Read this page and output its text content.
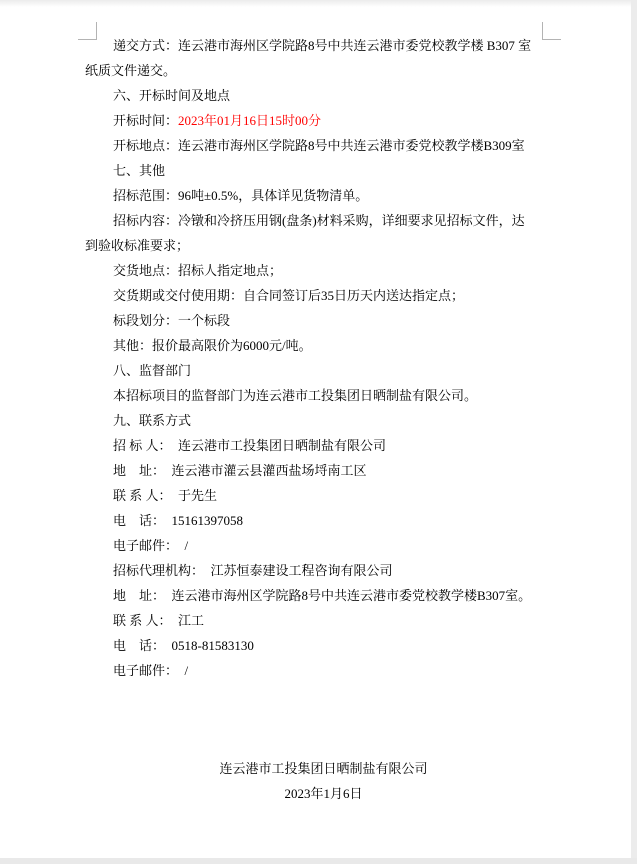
递交方式：连云港市海州区学院路8号中共连云港市委党校教学楼 B307 室
纸质文件递交。
六、开标时间及地点
开标时间：2023年01月16日15时00分
开标地点：连云港市海州区学院路8号中共连云港市委党校教学楼B309室
七、其他
招标范围：96吨±0.5%，具体详见货物清单。
招标内容：冷镦和冷挤压用钢(盘条)材料采购，详细要求见招标文件，达
到验收标准要求；
交货地点：招标人指定地点；
交货期或交付使用期：自合同签订后35日历天内送达指定点；
标段划分：一个标段
其他：报价最高限价为6000元/吨。
八、监督部门
本招标项目的监督部门为连云港市工投集团日晒制盐有限公司。
九、联系方式
招 标 人：  连云港市工投集团日晒制盐有限公司
地    址：  连云港市灌云县灌西盐场埒南工区
联 系 人：  于先生
电    话：  15161397058
电子邮件：  /
招标代理机构：  江苏恒泰建设工程咨询有限公司
地    址：  连云港市海州区学院路8号中共连云港市委党校教学楼B307室。
联 系 人：  江工
电    话：  0518-81583130
电子邮件：  /
连云港市工投集团日晒制盐有限公司
2023年1月6日
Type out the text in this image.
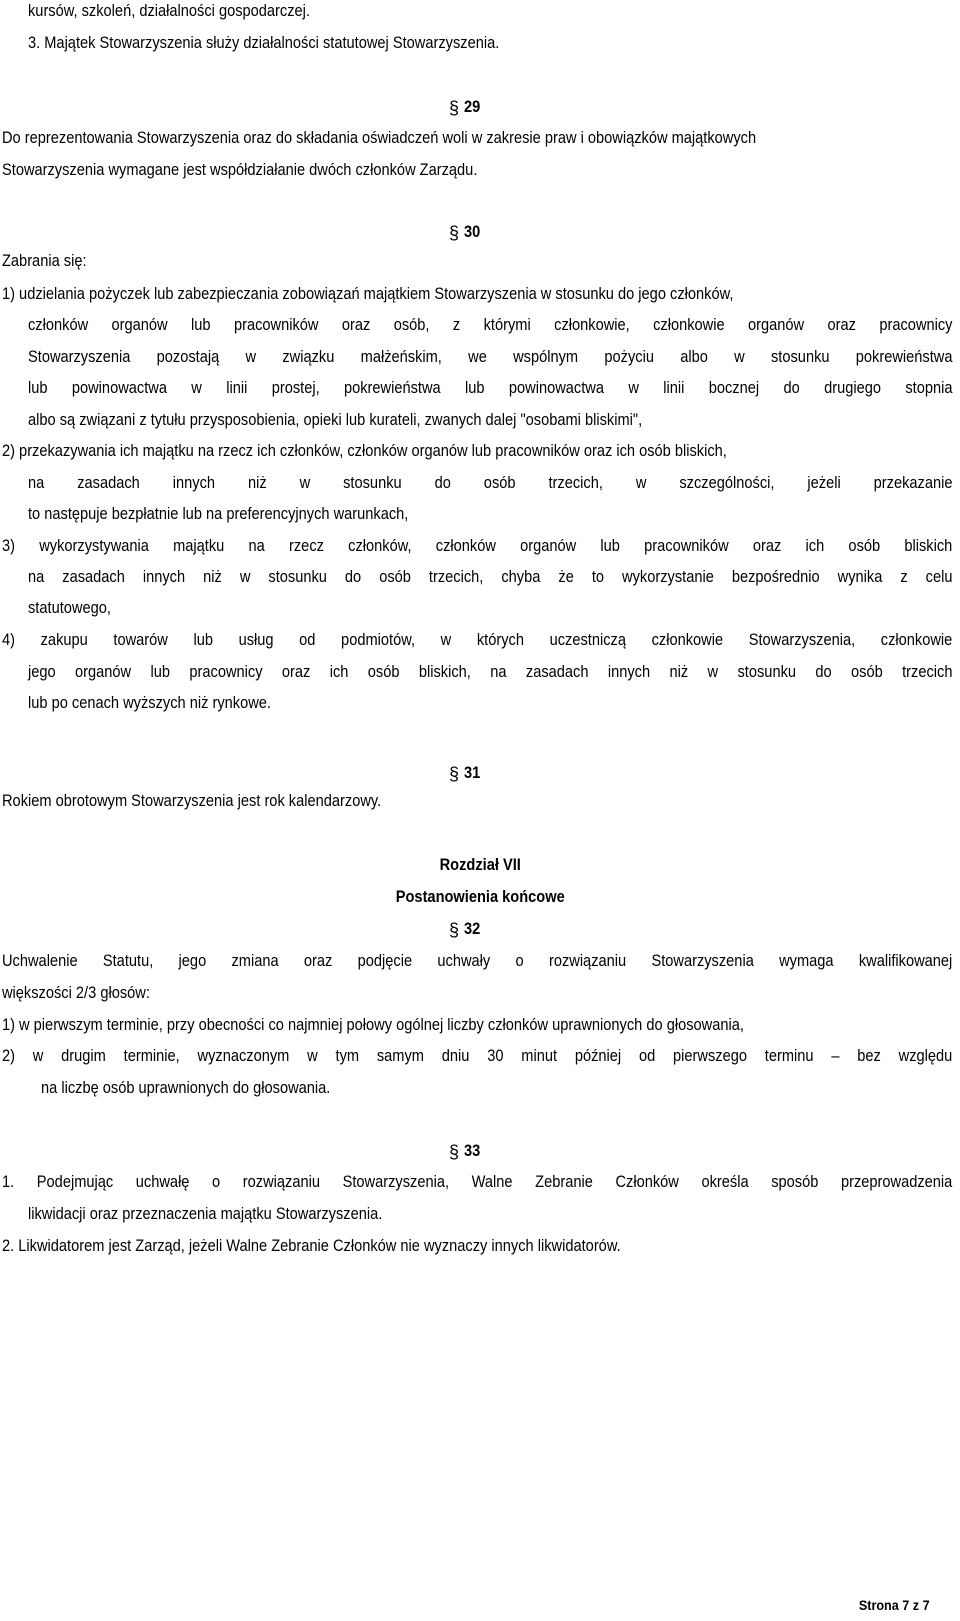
kursów, szkoleń, działalności gospodarczej.
3. Majątek Stowarzyszenia służy działalności statutowej Stowarzyszenia.
§ 29
Do reprezentowania Stowarzyszenia oraz do składania oświadczeń woli w zakresie praw i obowiązków majątkowych
Stowarzyszenia wymagane jest współdziałanie dwóch członków Zarządu.
§ 30
Zabrania się:
1) udzielania pożyczek lub zabezpieczania zobowiązań majątkiem Stowarzyszenia w stosunku do jego członków,
członków organów lub pracowników oraz osób, z którymi członkowie, członkowie organów oraz pracownicy
Stowarzyszenia pozostają w związku małżeńskim, we wspólnym pożyciu albo w stosunku pokrewieństwa
lub powinowactwa w linii prostej, pokrewieństwa lub powinowactwa w linii bocznej do drugiego stopnia
albo są związani z tytułu przysposobienia, opieki lub kurateli, zwanych dalej "osobami bliskimi",
2) przekazywania ich majątku na rzecz ich członków, członków organów lub pracowników oraz ich osób bliskich,
na zasadach innych niż w stosunku do osób trzecich, w szczególności, jeżeli przekazanie
to następuje bezpłatnie lub na preferencyjnych warunkach,
3) wykorzystywania majątku na rzecz członków, członków organów lub pracowników oraz ich osób bliskich
na zasadach innych niż w stosunku do osób trzecich, chyba że to wykorzystanie bezpośrednio wynika z celu
statutowego,
4) zakupu towarów lub usług od podmiotów, w których uczestniczą członkowie Stowarzyszenia, członkowie
jego organów lub pracownicy oraz ich osób bliskich, na zasadach innych niż w stosunku do osób trzecich
lub po cenach wyższych niż rynkowe.
§ 31
Rokiem obrotowym Stowarzyszenia jest rok kalendarzowy.
Rozdział VII
Postanowienia końcowe
§ 32
Uchwalenie Statutu, jego zmiana oraz podjęcie uchwały o rozwiązaniu Stowarzyszenia wymaga kwalifikowanej
większości 2/3 głosów:
1) w pierwszym terminie, przy obecności co najmniej połowy ogólnej liczby członków uprawnionych do głosowania,
2) w drugim terminie, wyznaczonym w tym samym dniu 30 minut później od pierwszego terminu – bez względu
na liczbę osób uprawnionych do głosowania.
§ 33
1. Podejmując uchwałę o rozwiązaniu Stowarzyszenia, Walne Zebranie Członków określa sposób przeprowadzenia
likwidacji oraz przeznaczenia majątku Stowarzyszenia.
2. Likwidatorem jest Zarząd, jeżeli Walne Zebranie Członków nie wyznaczy innych likwidatorów.
Strona 7 z 7
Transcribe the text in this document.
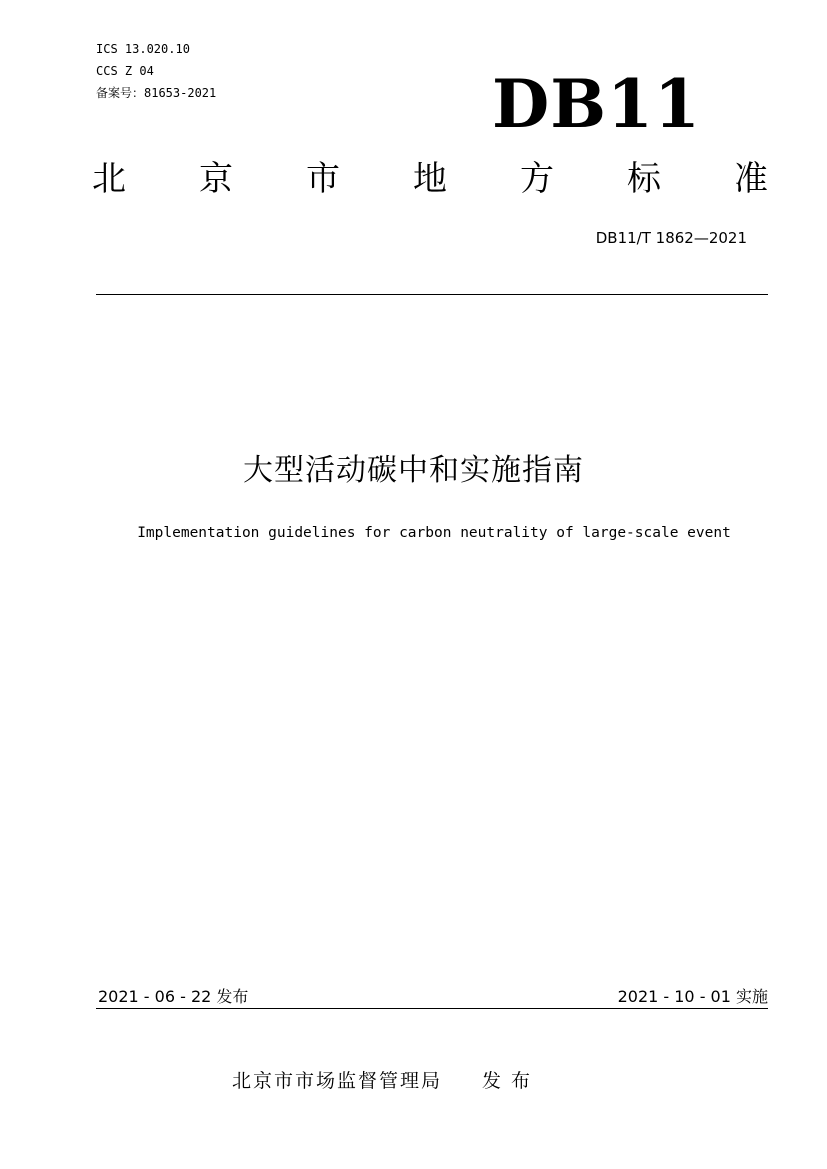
ICS 13.020.10
CCS Z 04
备案号：81653-2021	DB11
北 京 市 地 方 标 准
DB11/T 1862—2021
大型活动碳中和实施指南
Implementation guidelines for carbon neutrality of large-scale event
2021 - 06 - 22 发布	2021 - 10 - 01 实施
北京市市场监督管理局 发布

-*-

_Instruction_
Reproduce the material word for word. Any pictures should be left out of the copy.

_Final result_
Read this page and output its text content.
递交方式：连云港市海州区学院路8号中共连云港市委党校教学楼 B307 室
纸质文件递交。
六、开标时间及地点
开标时间：2023年01月16日15时00分
开标地点：连云港市海州区学院路8号中共连云港市委党校教学楼B309室
七、其他
招标范围：96吨±0.5%，具体详见货物清单。
招标内容：冷镦和冷挤压用钢(盘条)材料采购，详细要求见招标文件，达
到验收标准要求；
交货地点：招标人指定地点；
交货期或交付使用期：自合同签订后35日历天内送达指定点；
标段划分：一个标段
其他：报价最高限价为6000元/吨。
八、监督部门
本招标项目的监督部门为连云港市工投集团日晒制盐有限公司。
九、联系方式
招 标 人：  连云港市工投集团日晒制盐有限公司
地    址：  连云港市灌云县灌西盐场埒南工区
联 系 人：  于先生
电    话：  15161397058
电子邮件：  /
招标代理机构：  江苏恒泰建设工程咨询有限公司
地    址：  连云港市海州区学院路8号中共连云港市委党校教学楼B307室。
联 系 人：  江工
电    话：  0518-81583130
电子邮件：  /
连云港市工投集团日晒制盐有限公司
2023年1月6日
Type out the text in this image.
kursów, szkoleń, działalności gospodarczej.
3. Majątek Stowarzyszenia służy działalności statutowej Stowarzyszenia.
§ 29
Do reprezentowania Stowarzyszenia oraz do składania oświadczeń woli w zakresie praw i obowiązków majątkowych
Stowarzyszenia wymagane jest współdziałanie dwóch członków Zarządu.
§ 30
Zabrania się:
1) udzielania pożyczek lub zabezpieczania zobowiązań majątkiem Stowarzyszenia w stosunku do jego członków,
członków organów lub pracowników oraz osób, z którymi członkowie, członkowie organów oraz pracownicy
Stowarzyszenia pozostają w związku małżeńskim, we wspólnym pożyciu albo w stosunku pokrewieństwa
lub powinowactwa w linii prostej, pokrewieństwa lub powinowactwa w linii bocznej do drugiego stopnia
albo są związani z tytułu przysposobienia, opieki lub kurateli, zwanych dalej "osobami bliskimi",
2) przekazywania ich majątku na rzecz ich członków, członków organów lub pracowników oraz ich osób bliskich,
na zasadach innych niż w stosunku do osób trzecich, w szczególności, jeżeli przekazanie
to następuje bezpłatnie lub na preferencyjnych warunkach,
3) wykorzystywania majątku na rzecz członków, członków organów lub pracowników oraz ich osób bliskich
na zasadach innych niż w stosunku do osób trzecich, chyba że to wykorzystanie bezpośrednio wynika z celu
statutowego,
4) zakupu towarów lub usług od podmiotów, w których uczestniczą członkowie Stowarzyszenia, członkowie
jego organów lub pracownicy oraz ich osób bliskich, na zasadach innych niż w stosunku do osób trzecich
lub po cenach wyższych niż rynkowe.
§ 31
Rokiem obrotowym Stowarzyszenia jest rok kalendarzowy.
Rozdział VII
Postanowienia końcowe
§ 32
Uchwalenie Statutu, jego zmiana oraz podjęcie uchwały o rozwiązaniu Stowarzyszenia wymaga kwalifikowanej
większości 2/3 głosów:
1) w pierwszym terminie, przy obecności co najmniej połowy ogólnej liczby członków uprawnionych do głosowania,
2) w drugim terminie, wyznaczonym w tym samym dniu 30 minut później od pierwszego terminu – bez względu
na liczbę osób uprawnionych do głosowania.
§ 33
1. Podejmując uchwałę o rozwiązaniu Stowarzyszenia, Walne Zebranie Członków określa sposób przeprowadzenia
likwidacji oraz przeznaczenia majątku Stowarzyszenia.
2. Likwidatorem jest Zarząd, jeżeli Walne Zebranie Członków nie wyznaczy innych likwidatorów.
Strona 7 z 7
Transcribe the text in this document.
ICS 13.020.10
CCS Z 04
备案号：81653-2021	DB11
北 京 市 地 方 标 准
DB11/T 1862—2021
大型活动碳中和实施指南
Implementation guidelines for carbon neutrality of large-scale event
2021 - 06 - 22 发布	2021 - 10 - 01 实施
北京市市场监督管理局 发布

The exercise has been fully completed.